### [WHAT IS NEEDED]
Copy out each line of the data holding "Faces".

[Data extracted from a collection]

***

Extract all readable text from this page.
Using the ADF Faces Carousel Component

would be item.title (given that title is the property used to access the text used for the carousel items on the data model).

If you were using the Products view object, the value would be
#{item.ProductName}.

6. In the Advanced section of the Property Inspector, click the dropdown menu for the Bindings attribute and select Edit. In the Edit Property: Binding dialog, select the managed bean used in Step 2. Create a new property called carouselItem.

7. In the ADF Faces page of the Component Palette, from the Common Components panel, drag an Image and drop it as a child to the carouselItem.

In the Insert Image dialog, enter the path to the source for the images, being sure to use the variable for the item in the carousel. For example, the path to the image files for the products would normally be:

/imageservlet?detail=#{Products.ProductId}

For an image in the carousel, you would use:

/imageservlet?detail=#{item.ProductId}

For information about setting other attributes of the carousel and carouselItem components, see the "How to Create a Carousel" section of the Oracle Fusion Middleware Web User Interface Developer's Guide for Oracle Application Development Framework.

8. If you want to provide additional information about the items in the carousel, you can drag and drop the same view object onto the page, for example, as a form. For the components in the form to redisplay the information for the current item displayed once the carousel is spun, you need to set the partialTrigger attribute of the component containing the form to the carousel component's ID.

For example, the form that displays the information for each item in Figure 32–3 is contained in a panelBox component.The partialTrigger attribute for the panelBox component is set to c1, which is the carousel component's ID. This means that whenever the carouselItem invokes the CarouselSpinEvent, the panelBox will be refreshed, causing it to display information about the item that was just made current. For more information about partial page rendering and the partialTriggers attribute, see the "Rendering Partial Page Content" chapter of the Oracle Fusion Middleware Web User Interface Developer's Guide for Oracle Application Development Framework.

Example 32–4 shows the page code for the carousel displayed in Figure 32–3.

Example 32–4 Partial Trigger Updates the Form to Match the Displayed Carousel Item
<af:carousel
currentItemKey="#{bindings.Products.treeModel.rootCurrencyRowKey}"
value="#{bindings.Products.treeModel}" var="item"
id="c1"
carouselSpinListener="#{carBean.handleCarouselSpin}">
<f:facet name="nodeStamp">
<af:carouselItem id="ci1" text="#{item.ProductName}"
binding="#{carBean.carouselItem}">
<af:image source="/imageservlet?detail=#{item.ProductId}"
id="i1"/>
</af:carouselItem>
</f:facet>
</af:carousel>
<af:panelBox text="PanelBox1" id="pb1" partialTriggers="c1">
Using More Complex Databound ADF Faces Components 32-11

***

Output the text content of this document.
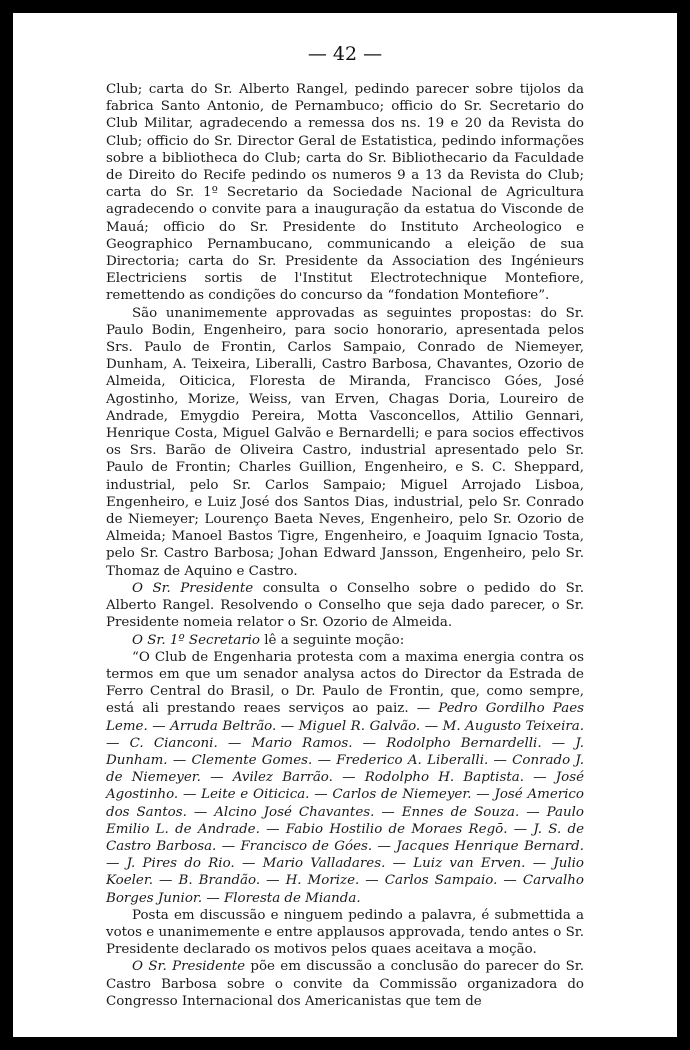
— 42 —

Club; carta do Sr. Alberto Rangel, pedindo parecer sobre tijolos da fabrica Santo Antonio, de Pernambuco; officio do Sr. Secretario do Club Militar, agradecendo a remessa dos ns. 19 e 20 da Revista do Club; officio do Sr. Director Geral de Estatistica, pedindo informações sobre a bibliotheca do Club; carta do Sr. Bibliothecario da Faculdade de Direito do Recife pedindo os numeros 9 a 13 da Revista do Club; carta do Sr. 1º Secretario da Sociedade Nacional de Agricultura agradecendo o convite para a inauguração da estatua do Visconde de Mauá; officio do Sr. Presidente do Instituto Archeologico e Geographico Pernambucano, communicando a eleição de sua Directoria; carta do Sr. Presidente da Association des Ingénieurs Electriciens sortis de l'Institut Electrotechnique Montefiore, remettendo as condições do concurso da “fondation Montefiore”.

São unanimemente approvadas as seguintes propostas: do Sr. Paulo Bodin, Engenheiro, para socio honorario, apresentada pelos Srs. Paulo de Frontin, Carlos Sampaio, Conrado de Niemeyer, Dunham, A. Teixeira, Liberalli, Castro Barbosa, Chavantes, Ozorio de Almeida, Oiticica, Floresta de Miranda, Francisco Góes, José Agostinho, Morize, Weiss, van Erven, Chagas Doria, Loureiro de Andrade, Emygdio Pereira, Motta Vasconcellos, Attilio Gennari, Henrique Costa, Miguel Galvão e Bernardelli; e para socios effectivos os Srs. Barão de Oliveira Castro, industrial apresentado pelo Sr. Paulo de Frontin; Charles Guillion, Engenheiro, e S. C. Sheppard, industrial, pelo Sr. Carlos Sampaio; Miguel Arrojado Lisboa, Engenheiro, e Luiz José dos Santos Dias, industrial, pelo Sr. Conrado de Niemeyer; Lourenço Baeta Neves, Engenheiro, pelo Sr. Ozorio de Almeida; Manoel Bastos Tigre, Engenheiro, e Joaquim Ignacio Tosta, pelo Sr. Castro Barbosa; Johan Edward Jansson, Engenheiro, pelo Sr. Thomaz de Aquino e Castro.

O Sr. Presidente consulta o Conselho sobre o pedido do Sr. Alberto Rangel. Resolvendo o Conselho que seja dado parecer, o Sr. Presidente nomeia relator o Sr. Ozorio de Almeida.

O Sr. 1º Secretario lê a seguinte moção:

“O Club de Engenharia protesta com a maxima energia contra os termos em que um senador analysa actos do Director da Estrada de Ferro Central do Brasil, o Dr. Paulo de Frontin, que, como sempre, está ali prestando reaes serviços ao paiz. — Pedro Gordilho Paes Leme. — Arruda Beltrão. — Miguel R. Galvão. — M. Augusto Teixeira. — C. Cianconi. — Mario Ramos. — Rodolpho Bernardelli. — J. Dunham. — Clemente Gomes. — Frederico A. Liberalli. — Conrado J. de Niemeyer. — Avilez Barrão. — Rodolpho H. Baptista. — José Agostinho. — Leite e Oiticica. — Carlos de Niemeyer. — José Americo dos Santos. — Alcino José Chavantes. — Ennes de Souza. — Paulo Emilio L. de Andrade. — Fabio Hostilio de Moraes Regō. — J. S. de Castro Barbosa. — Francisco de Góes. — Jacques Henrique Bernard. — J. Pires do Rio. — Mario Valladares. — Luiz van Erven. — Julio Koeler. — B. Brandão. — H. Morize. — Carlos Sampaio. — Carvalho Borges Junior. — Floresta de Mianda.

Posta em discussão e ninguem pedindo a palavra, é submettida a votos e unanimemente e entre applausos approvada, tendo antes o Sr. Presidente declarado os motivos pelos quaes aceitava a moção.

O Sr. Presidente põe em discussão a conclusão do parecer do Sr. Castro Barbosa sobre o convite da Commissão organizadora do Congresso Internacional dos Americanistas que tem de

***

### [REPLY]
Using the ADF Faces Carousel Component
7. In the ADF Faces page of the Component Palette, from the Common Components panel, drag an Image and drop it as a child to the carouselItem.
Using More Complex Databound ADF Faces Components 32-11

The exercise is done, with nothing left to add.